[Data excerpts]
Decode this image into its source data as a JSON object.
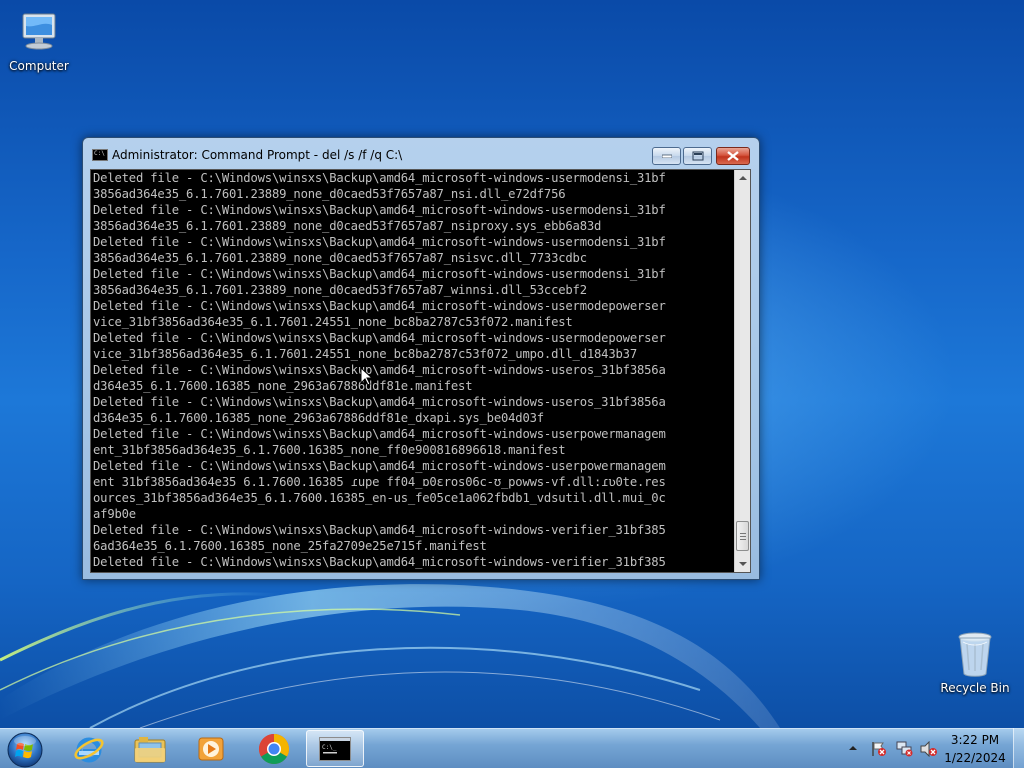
{
  "desktop": {
    "icons": [
      {
        "label": "Computer"
      },
      {
        "label": "Recycle Bin"
      }
    ]
  },
  "window": {
    "title": "Administrator:  Command Prompt - del  /s /f /q C:\\",
    "console_lines": [
      "Deleted file - C:\\Windows\\winsxs\\Backup\\amd64_microsoft-windows-usermodensi_31bf",
      "3856ad364e35_6.1.7601.23889_none_d0caed53f7657a87_nsi.dll_e72df756",
      "Deleted file - C:\\Windows\\winsxs\\Backup\\amd64_microsoft-windows-usermodensi_31bf",
      "3856ad364e35_6.1.7601.23889_none_d0caed53f7657a87_nsiproxy.sys_ebb6a83d",
      "Deleted file - C:\\Windows\\winsxs\\Backup\\amd64_microsoft-windows-usermodensi_31bf",
      "3856ad364e35_6.1.7601.23889_none_d0caed53f7657a87_nsisvc.dll_7733cdbc",
      "Deleted file - C:\\Windows\\winsxs\\Backup\\amd64_microsoft-windows-usermodensi_31bf",
      "3856ad364e35_6.1.7601.23889_none_d0caed53f7657a87_winnsi.dll_53ccebf2",
      "Deleted file - C:\\Windows\\winsxs\\Backup\\amd64_microsoft-windows-usermodepowerser",
      "vice_31bf3856ad364e35_6.1.7601.24551_none_bc8ba2787c53f072.manifest",
      "Deleted file - C:\\Windows\\winsxs\\Backup\\amd64_microsoft-windows-usermodepowerser",
      "vice_31bf3856ad364e35_6.1.7601.24551_none_bc8ba2787c53f072_umpo.dll_d1843b37",
      "Deleted file - C:\\Windows\\winsxs\\Backup\\amd64_microsoft-windows-useros_31bf3856a",
      "d364e35_6.1.7600.16385_none_2963a67886ddf81e.manifest",
      "Deleted file - C:\\Windows\\winsxs\\Backup\\amd64_microsoft-windows-useros_31bf3856a",
      "d364e35_6.1.7600.16385_none_2963a67886ddf81e_dxapi.sys_be04d03f",
      "Deleted file - C:\\Windows\\winsxs\\Backup\\amd64_microsoft-windows-userpowermanagem",
      "ent_31bf3856ad364e35_6.1.7600.16385_none_ff0e900816896618.manifest",
      "Deleted file - C:\\Windows\\winsxs\\Backup\\amd64_microsoft-windows-userpowermanagem",
      "ent 31bf3856ad364e35 6.1.7600.16385 ɾupe ff04_ɒ0ɛros06c-ʊ_powws-vf.dll:ɾʋ0te.res",
      "ources_31bf3856ad364e35_6.1.7600.16385_en-us_fe05ce1a062fbdb1_vdsutil.dll.mui_0c",
      "af9b0e",
      "Deleted file - C:\\Windows\\winsxs\\Backup\\amd64_microsoft-windows-verifier_31bf385",
      "6ad364e35_6.1.7600.16385_none_25fa2709e25e715f.manifest",
      "Deleted file - C:\\Windows\\winsxs\\Backup\\amd64_microsoft-windows-verifier_31bf385"
    ]
  },
  "tray": {
    "time": "3:22 PM",
    "date": "1/22/2024"
  }
}
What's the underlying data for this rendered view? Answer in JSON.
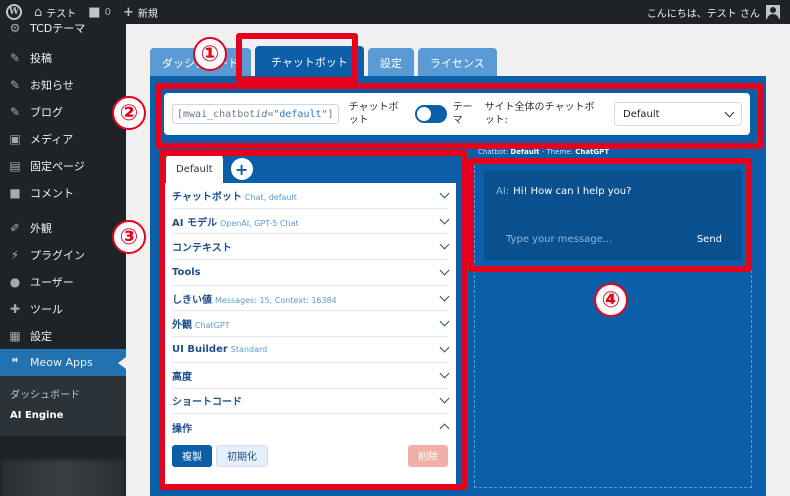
{
  "adminbar": {
    "site_name": "テスト",
    "comments_count": "0",
    "new_label": "新規",
    "greeting": "こんにちは、テスト さん"
  },
  "sidebar": {
    "items": [
      {
        "label": "TCDテーマ",
        "icon": "gear-icon"
      },
      {
        "label": "投稿",
        "icon": "pin-icon"
      },
      {
        "label": "お知らせ",
        "icon": "pin-icon"
      },
      {
        "label": "ブログ",
        "icon": "pin-icon"
      },
      {
        "label": "メディア",
        "icon": "media-icon"
      },
      {
        "label": "固定ページ",
        "icon": "page-icon"
      },
      {
        "label": "コメント",
        "icon": "comment-icon"
      },
      {
        "label": "外観",
        "icon": "brush-icon"
      },
      {
        "label": "プラグイン",
        "icon": "plugin-icon"
      },
      {
        "label": "ユーザー",
        "icon": "user-icon"
      },
      {
        "label": "ツール",
        "icon": "wrench-icon"
      },
      {
        "label": "設定",
        "icon": "settings-icon"
      },
      {
        "label": "Meow Apps",
        "icon": "meow-apps-icon"
      }
    ],
    "submenu": [
      {
        "label": "ダッシュボード"
      },
      {
        "label": "AI Engine"
      }
    ]
  },
  "tabs": [
    {
      "label": "ダッシュボード"
    },
    {
      "label": "チャットボット"
    },
    {
      "label": "設定"
    },
    {
      "label": "ライセンス"
    }
  ],
  "toolbar": {
    "shortcode_prefix": "[mwai_chatbot ",
    "shortcode_attr": "id=",
    "shortcode_value": "\"default\"",
    "shortcode_suffix": "]",
    "chatbot_label": "チャットボット",
    "theme_label": "テーマ",
    "sitewide_label": "サイト全体のチャットボット:",
    "select_value": "Default"
  },
  "left": {
    "tab_label": "Default",
    "plus_label": "+",
    "sections": [
      {
        "title": "チャットボット",
        "sub": "Chat, default"
      },
      {
        "title": "AI モデル",
        "sub": "OpenAI, GPT-5 Chat"
      },
      {
        "title": "コンテキスト",
        "sub": ""
      },
      {
        "title": "Tools",
        "sub": ""
      },
      {
        "title": "しきい値",
        "sub": "Messages: 15, Context: 16384"
      },
      {
        "title": "外観",
        "sub": "ChatGPT"
      },
      {
        "title": "UI Builder",
        "sub": "Standard"
      },
      {
        "title": "高度",
        "sub": ""
      },
      {
        "title": "ショートコード",
        "sub": ""
      },
      {
        "title": "操作",
        "sub": ""
      }
    ],
    "actions": {
      "duplicate": "複製",
      "reset": "初期化",
      "delete": "削除"
    }
  },
  "preview": {
    "chatbot_label": "Chatbot:",
    "chatbot_value": "Default",
    "sep": " - ",
    "theme_label": "Theme:",
    "theme_value": "ChatGPT",
    "ai_prefix": "AI:",
    "greeting": "Hi! How can I help you?",
    "placeholder": "Type your message...",
    "send": "Send"
  },
  "callouts": [
    "①",
    "②",
    "③",
    "④"
  ],
  "colors": {
    "accent": "#0b5ea8",
    "annotation": "#e5001c",
    "admin_dark": "#1d2327"
  }
}
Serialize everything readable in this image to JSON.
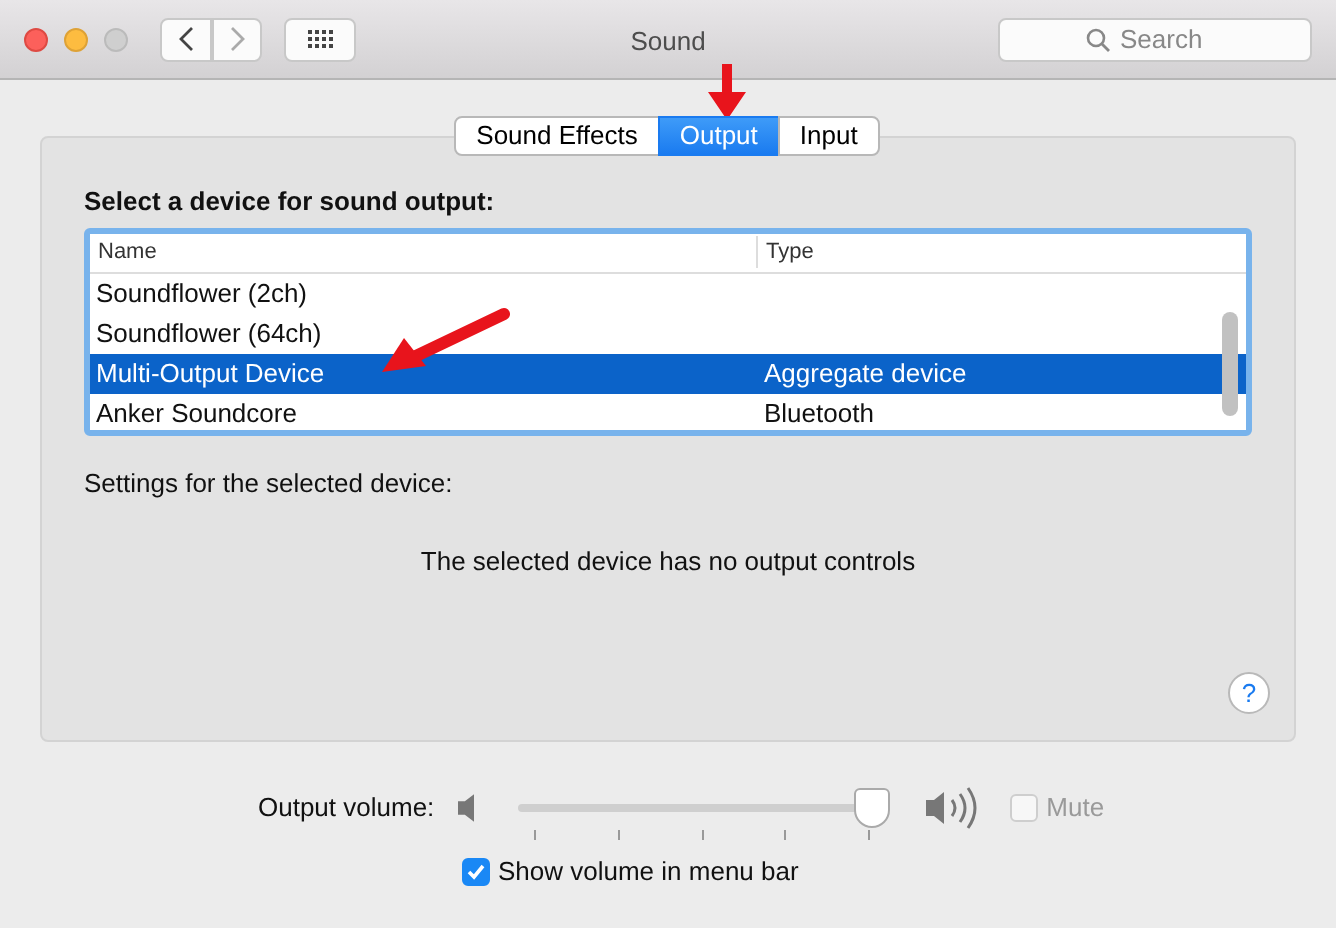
{
  "window": {
    "title": "Sound",
    "search": {
      "placeholder": "Search"
    }
  },
  "tabs": [
    {
      "label": "Sound Effects",
      "selected": false
    },
    {
      "label": "Output",
      "selected": true
    },
    {
      "label": "Input",
      "selected": false
    }
  ],
  "device_list": {
    "heading": "Select a device for sound output:",
    "columns": [
      "Name",
      "Type"
    ],
    "rows": [
      {
        "name": "Soundflower (2ch)",
        "type": "",
        "selected": false
      },
      {
        "name": "Soundflower (64ch)",
        "type": "",
        "selected": false
      },
      {
        "name": "Multi-Output Device",
        "type": "Aggregate device",
        "selected": true
      },
      {
        "name": "Anker Soundcore",
        "type": "Bluetooth",
        "selected": false
      }
    ]
  },
  "settings_label": "Settings for the selected device:",
  "no_controls_message": "The selected device has no output controls",
  "help_button": "?",
  "output_volume": {
    "label": "Output volume:",
    "level": 0.96,
    "mute": {
      "label": "Mute",
      "checked": false,
      "disabled": true
    }
  },
  "show_volume_in_menu_bar": {
    "label": "Show volume in menu bar",
    "checked": true
  }
}
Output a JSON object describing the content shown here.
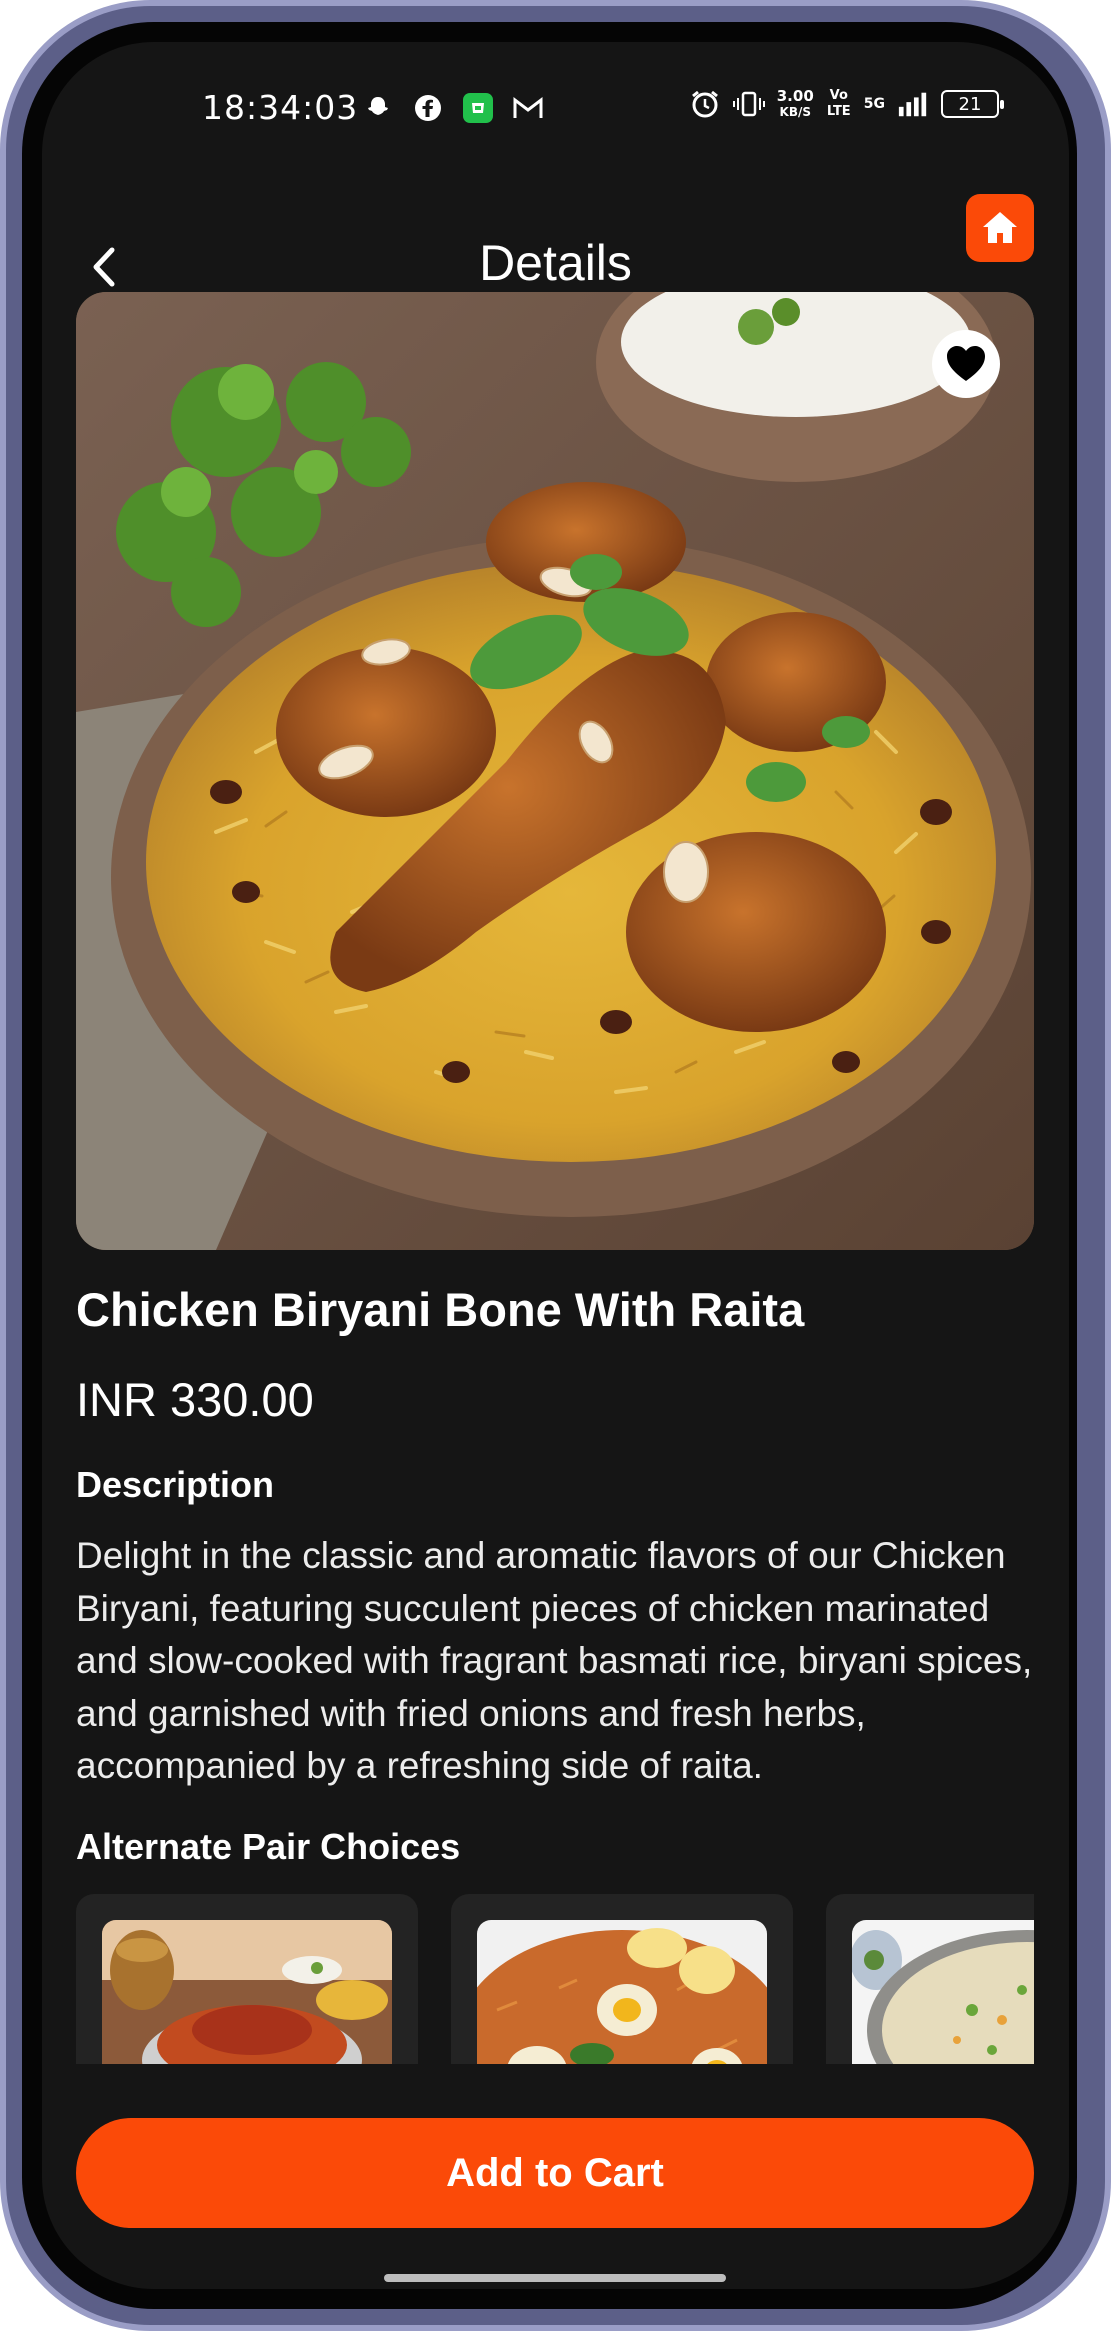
{
  "status_bar": {
    "time": "18:34:03",
    "net_speed": "3.00",
    "net_unit": "KB/S",
    "volte": "Vo LTE",
    "network": "5G",
    "battery": "21",
    "left_icons": [
      "snapchat-icon",
      "facebook-icon",
      "whatsapp-business-icon",
      "gmail-icon"
    ],
    "right_icons": [
      "alarm-icon",
      "vibrate-icon",
      "signal-icon"
    ]
  },
  "header": {
    "title": "Details",
    "back_icon": "chevron-left-icon",
    "home_icon": "home-icon"
  },
  "product": {
    "image_icon": "heart-icon",
    "name": "Chicken Biryani Bone With Raita",
    "price": "INR 330.00",
    "description_heading": "Description",
    "description": "Delight in the classic and aromatic flavors of our Chicken Biryani, featuring succulent pieces of chicken marinated and slow-cooked with fragrant basmati rice, biryani spices, and garnished with fried onions and fresh herbs, accompanied by a refreshing side of raita."
  },
  "pairs": {
    "heading": "Alternate Pair Choices"
  },
  "cta": {
    "label": "Add to Cart"
  },
  "colors": {
    "accent": "#fb4a08",
    "background": "#151515",
    "card": "#232323"
  }
}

## Stated goal
State, as a bare number, how many lines of the listing hold the word "JSON".

## Task output
4